Copy out exactly the lines from the line containing "Convert this document image to plain text." to the end of the listing.

★ ★ ★

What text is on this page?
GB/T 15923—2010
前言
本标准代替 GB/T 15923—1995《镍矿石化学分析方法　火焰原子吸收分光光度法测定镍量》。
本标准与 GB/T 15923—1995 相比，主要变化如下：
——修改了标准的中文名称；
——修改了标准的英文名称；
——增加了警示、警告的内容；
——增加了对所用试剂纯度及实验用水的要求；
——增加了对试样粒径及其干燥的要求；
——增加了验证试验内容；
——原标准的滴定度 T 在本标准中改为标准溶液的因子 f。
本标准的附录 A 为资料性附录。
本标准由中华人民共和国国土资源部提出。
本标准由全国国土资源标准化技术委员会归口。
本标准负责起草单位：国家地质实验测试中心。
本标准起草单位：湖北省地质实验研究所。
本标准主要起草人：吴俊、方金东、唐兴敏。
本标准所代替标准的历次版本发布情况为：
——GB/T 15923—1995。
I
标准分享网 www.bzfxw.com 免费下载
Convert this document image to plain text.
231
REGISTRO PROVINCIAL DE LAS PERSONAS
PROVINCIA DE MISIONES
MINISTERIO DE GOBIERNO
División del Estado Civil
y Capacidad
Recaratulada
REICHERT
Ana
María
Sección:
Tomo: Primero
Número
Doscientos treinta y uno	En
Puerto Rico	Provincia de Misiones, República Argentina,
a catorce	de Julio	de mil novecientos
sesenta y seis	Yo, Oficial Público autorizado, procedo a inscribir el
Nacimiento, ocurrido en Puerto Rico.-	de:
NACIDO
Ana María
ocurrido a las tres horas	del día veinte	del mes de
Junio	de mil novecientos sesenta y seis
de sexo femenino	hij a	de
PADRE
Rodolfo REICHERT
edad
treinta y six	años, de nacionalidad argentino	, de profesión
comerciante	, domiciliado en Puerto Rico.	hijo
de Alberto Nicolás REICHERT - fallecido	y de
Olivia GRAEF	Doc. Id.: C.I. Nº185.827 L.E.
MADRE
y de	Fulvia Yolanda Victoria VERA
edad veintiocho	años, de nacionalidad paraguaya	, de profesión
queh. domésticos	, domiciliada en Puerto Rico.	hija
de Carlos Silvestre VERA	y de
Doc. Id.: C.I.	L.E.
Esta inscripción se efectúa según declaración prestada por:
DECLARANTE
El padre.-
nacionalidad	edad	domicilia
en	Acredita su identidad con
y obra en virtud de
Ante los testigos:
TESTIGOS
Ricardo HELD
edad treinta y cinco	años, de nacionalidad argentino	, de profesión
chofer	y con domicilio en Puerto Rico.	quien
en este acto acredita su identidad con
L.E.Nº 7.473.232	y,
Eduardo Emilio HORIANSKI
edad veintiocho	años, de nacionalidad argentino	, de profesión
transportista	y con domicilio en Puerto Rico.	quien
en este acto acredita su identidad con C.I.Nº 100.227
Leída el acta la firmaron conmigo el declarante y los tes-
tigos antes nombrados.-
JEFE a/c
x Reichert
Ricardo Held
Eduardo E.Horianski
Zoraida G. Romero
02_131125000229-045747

★ ★ ★

▶ [FULL SOLUTION]
Convert this document image to plain text.
231
REGISTRO PROVINCIAL DE LAS PERSONAS
PROVINCIA DE MISIONES
MINISTERIO DE GOBIERNO
División del Estado Civil
y Capacidad
Recaratulada
REICHERT
Ana
María
Sección:
Tomo: Primero
Número
Doscientos treinta y uno	En
Puerto Rico	Provincia de Misiones, República Argentina,
a catorce	de Julio	de mil novecientos
sesenta y seis	Yo, Oficial Público autorizado, procedo a inscribir el
Nacimiento, ocurrido en Puerto Rico.-	de:
NACIDO
Ana María
ocurrido a las tres horas	del día veinte	del mes de
Junio	de mil novecientos sesenta y seis
de sexo femenino	hij a	de
PADRE
Rodolfo REICHERT
edad
treinta y six	años, de nacionalidad argentino	, de profesión
comerciante	, domiciliado en Puerto Rico.	hijo
de Alberto Nicolás REICHERT - fallecido	y de
Olivia GRAEF	Doc. Id.: C.I. Nº185.827 L.E.
MADRE
y de	Fulvia Yolanda Victoria VERA
edad veintiocho	años, de nacionalidad paraguaya	, de profesión
queh. domésticos	, domiciliada en Puerto Rico.	hija
de Carlos Silvestre VERA	y de
Doc. Id.: C.I.	L.E.
Esta inscripción se efectúa según declaración prestada por:
DECLARANTE
El padre.-
nacionalidad	edad	domicilia
en	Acredita su identidad con
y obra en virtud de
Ante los testigos:
TESTIGOS
Ricardo HELD
edad treinta y cinco	años, de nacionalidad argentino	, de profesión
chofer	y con domicilio en Puerto Rico.	quien
en este acto acredita su identidad con
L.E.Nº 7.473.232	y,
Eduardo Emilio HORIANSKI
edad veintiocho	años, de nacionalidad argentino	, de profesión
transportista	y con domicilio en Puerto Rico.	quien
en este acto acredita su identidad con C.I.Nº 100.227
Leída el acta la firmaron conmigo el declarante y los tes-
tigos antes nombrados.-
JEFE a/c
x Reichert
Ricardo Held
Eduardo E.Horianski
Zoraida G. Romero
02_131125000229-045747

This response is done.